* _TASK PROMPT_: Each record below is to be copied word for word, with pictures removed.

* _AVAILABLE RECORDS_:
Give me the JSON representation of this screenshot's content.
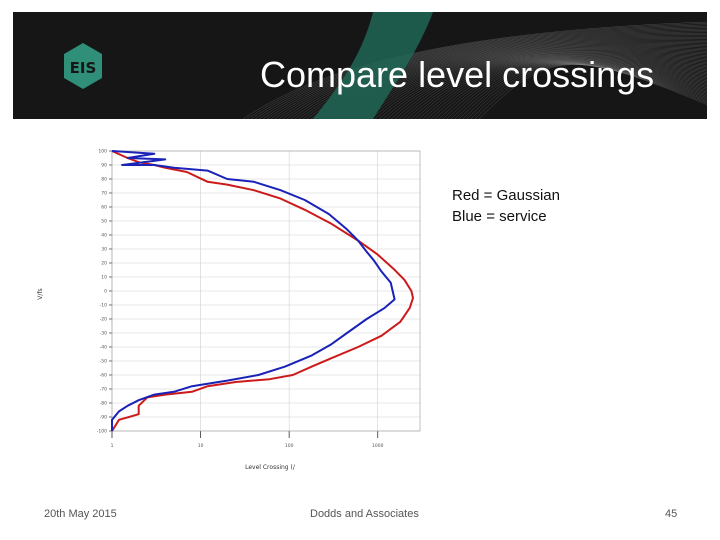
{
  "slide": {
    "title": "Compare level crossings",
    "legend_lines": [
      "Red = Gaussian",
      "Blue = service"
    ],
    "footer_date": "20th May 2015",
    "footer_org": "Dodds and Associates",
    "page_number": "45",
    "logo_text": "EIS"
  },
  "colors": {
    "banner": "#161616",
    "logo_green": "#2f8f78",
    "gaussian": "#cc1a1a",
    "service": "#1a22b8",
    "grid": "#d0d0d0"
  },
  "chart_data": {
    "type": "line",
    "xlabel": "Level Crossing (/",
    "ylabel": "V/fs",
    "x_scale": "log",
    "xlim": [
      1,
      3000
    ],
    "ylim": [
      -100,
      100
    ],
    "x_ticks": [
      "1",
      "10",
      "100",
      "1000"
    ],
    "y_ticks": [
      "100",
      "90",
      "80",
      "70",
      "60",
      "50",
      "40",
      "30",
      "20",
      "10",
      "0",
      "-10",
      "-20",
      "-30",
      "-40",
      "-50",
      "-60",
      "-70",
      "-80",
      "-90",
      "-100"
    ],
    "grid": true,
    "series": [
      {
        "color": "red",
        "points": [
          [
            1,
            100
          ],
          [
            1.5,
            95
          ],
          [
            2,
            92
          ],
          [
            3,
            90
          ],
          [
            4,
            88
          ],
          [
            7,
            85
          ],
          [
            12,
            78
          ],
          [
            20,
            76
          ],
          [
            40,
            72
          ],
          [
            80,
            66
          ],
          [
            150,
            58
          ],
          [
            300,
            48
          ],
          [
            600,
            36
          ],
          [
            1000,
            26
          ],
          [
            1500,
            16
          ],
          [
            2000,
            8
          ],
          [
            2400,
            0
          ],
          [
            2500,
            -5
          ],
          [
            2300,
            -12
          ],
          [
            1800,
            -22
          ],
          [
            1100,
            -32
          ],
          [
            600,
            -40
          ],
          [
            300,
            -48
          ],
          [
            180,
            -54
          ],
          [
            110,
            -60
          ],
          [
            60,
            -63
          ],
          [
            25,
            -65
          ],
          [
            12,
            -68
          ],
          [
            8,
            -72
          ],
          [
            4,
            -74
          ],
          [
            2.5,
            -76
          ],
          [
            2,
            -82
          ],
          [
            2,
            -88
          ],
          [
            1.2,
            -92
          ],
          [
            1,
            -100
          ]
        ]
      },
      {
        "color": "blue",
        "points": [
          [
            1,
            100
          ],
          [
            3,
            98
          ],
          [
            1.5,
            95
          ],
          [
            4,
            94
          ],
          [
            1.3,
            90
          ],
          [
            3,
            90
          ],
          [
            5,
            88
          ],
          [
            12,
            86
          ],
          [
            20,
            80
          ],
          [
            40,
            78
          ],
          [
            80,
            72
          ],
          [
            150,
            65
          ],
          [
            280,
            55
          ],
          [
            450,
            44
          ],
          [
            600,
            36
          ],
          [
            750,
            28
          ],
          [
            900,
            22
          ],
          [
            1100,
            14
          ],
          [
            1400,
            6
          ],
          [
            1550,
            -6
          ],
          [
            1200,
            -12
          ],
          [
            750,
            -20
          ],
          [
            450,
            -30
          ],
          [
            300,
            -38
          ],
          [
            180,
            -46
          ],
          [
            90,
            -54
          ],
          [
            45,
            -60
          ],
          [
            20,
            -64
          ],
          [
            8,
            -68
          ],
          [
            5,
            -72
          ],
          [
            3,
            -74
          ],
          [
            2,
            -78
          ],
          [
            1.5,
            -82
          ],
          [
            1.2,
            -86
          ],
          [
            1,
            -92
          ],
          [
            1,
            -100
          ]
        ]
      }
    ]
  }
}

* _TASK SOLUTION_:
Give me the JSON representation of this screenshot's content.
{
  "slide": {
    "title": "Compare level crossings",
    "legend_lines": [
      "Red = Gaussian",
      "Blue = service"
    ],
    "footer_date": "20th May 2015",
    "footer_org": "Dodds and Associates",
    "page_number": "45",
    "logo_text": "EIS"
  },
  "colors": {
    "banner": "#161616",
    "logo_green": "#2f8f78",
    "gaussian": "#cc1a1a",
    "service": "#1a22b8",
    "grid": "#d0d0d0"
  },
  "chart_data": {
    "type": "line",
    "xlabel": "Level Crossing (/",
    "ylabel": "V/fs",
    "x_scale": "log",
    "xlim": [
      1,
      3000
    ],
    "ylim": [
      -100,
      100
    ],
    "x_ticks": [
      "1",
      "10",
      "100",
      "1000"
    ],
    "y_ticks": [
      "100",
      "90",
      "80",
      "70",
      "60",
      "50",
      "40",
      "30",
      "20",
      "10",
      "0",
      "-10",
      "-20",
      "-30",
      "-40",
      "-50",
      "-60",
      "-70",
      "-80",
      "-90",
      "-100"
    ],
    "grid": true,
    "series": [
      {
        "color": "red",
        "points": [
          [
            1,
            100
          ],
          [
            1.5,
            95
          ],
          [
            2,
            92
          ],
          [
            3,
            90
          ],
          [
            4,
            88
          ],
          [
            7,
            85
          ],
          [
            12,
            78
          ],
          [
            20,
            76
          ],
          [
            40,
            72
          ],
          [
            80,
            66
          ],
          [
            150,
            58
          ],
          [
            300,
            48
          ],
          [
            600,
            36
          ],
          [
            1000,
            26
          ],
          [
            1500,
            16
          ],
          [
            2000,
            8
          ],
          [
            2400,
            0
          ],
          [
            2500,
            -5
          ],
          [
            2300,
            -12
          ],
          [
            1800,
            -22
          ],
          [
            1100,
            -32
          ],
          [
            600,
            -40
          ],
          [
            300,
            -48
          ],
          [
            180,
            -54
          ],
          [
            110,
            -60
          ],
          [
            60,
            -63
          ],
          [
            25,
            -65
          ],
          [
            12,
            -68
          ],
          [
            8,
            -72
          ],
          [
            4,
            -74
          ],
          [
            2.5,
            -76
          ],
          [
            2,
            -82
          ],
          [
            2,
            -88
          ],
          [
            1.2,
            -92
          ],
          [
            1,
            -100
          ]
        ]
      },
      {
        "color": "blue",
        "points": [
          [
            1,
            100
          ],
          [
            3,
            98
          ],
          [
            1.5,
            95
          ],
          [
            4,
            94
          ],
          [
            1.3,
            90
          ],
          [
            3,
            90
          ],
          [
            5,
            88
          ],
          [
            12,
            86
          ],
          [
            20,
            80
          ],
          [
            40,
            78
          ],
          [
            80,
            72
          ],
          [
            150,
            65
          ],
          [
            280,
            55
          ],
          [
            450,
            44
          ],
          [
            600,
            36
          ],
          [
            750,
            28
          ],
          [
            900,
            22
          ],
          [
            1100,
            14
          ],
          [
            1400,
            6
          ],
          [
            1550,
            -6
          ],
          [
            1200,
            -12
          ],
          [
            750,
            -20
          ],
          [
            450,
            -30
          ],
          [
            300,
            -38
          ],
          [
            180,
            -46
          ],
          [
            90,
            -54
          ],
          [
            45,
            -60
          ],
          [
            20,
            -64
          ],
          [
            8,
            -68
          ],
          [
            5,
            -72
          ],
          [
            3,
            -74
          ],
          [
            2,
            -78
          ],
          [
            1.5,
            -82
          ],
          [
            1.2,
            -86
          ],
          [
            1,
            -92
          ],
          [
            1,
            -100
          ]
        ]
      }
    ]
  }
}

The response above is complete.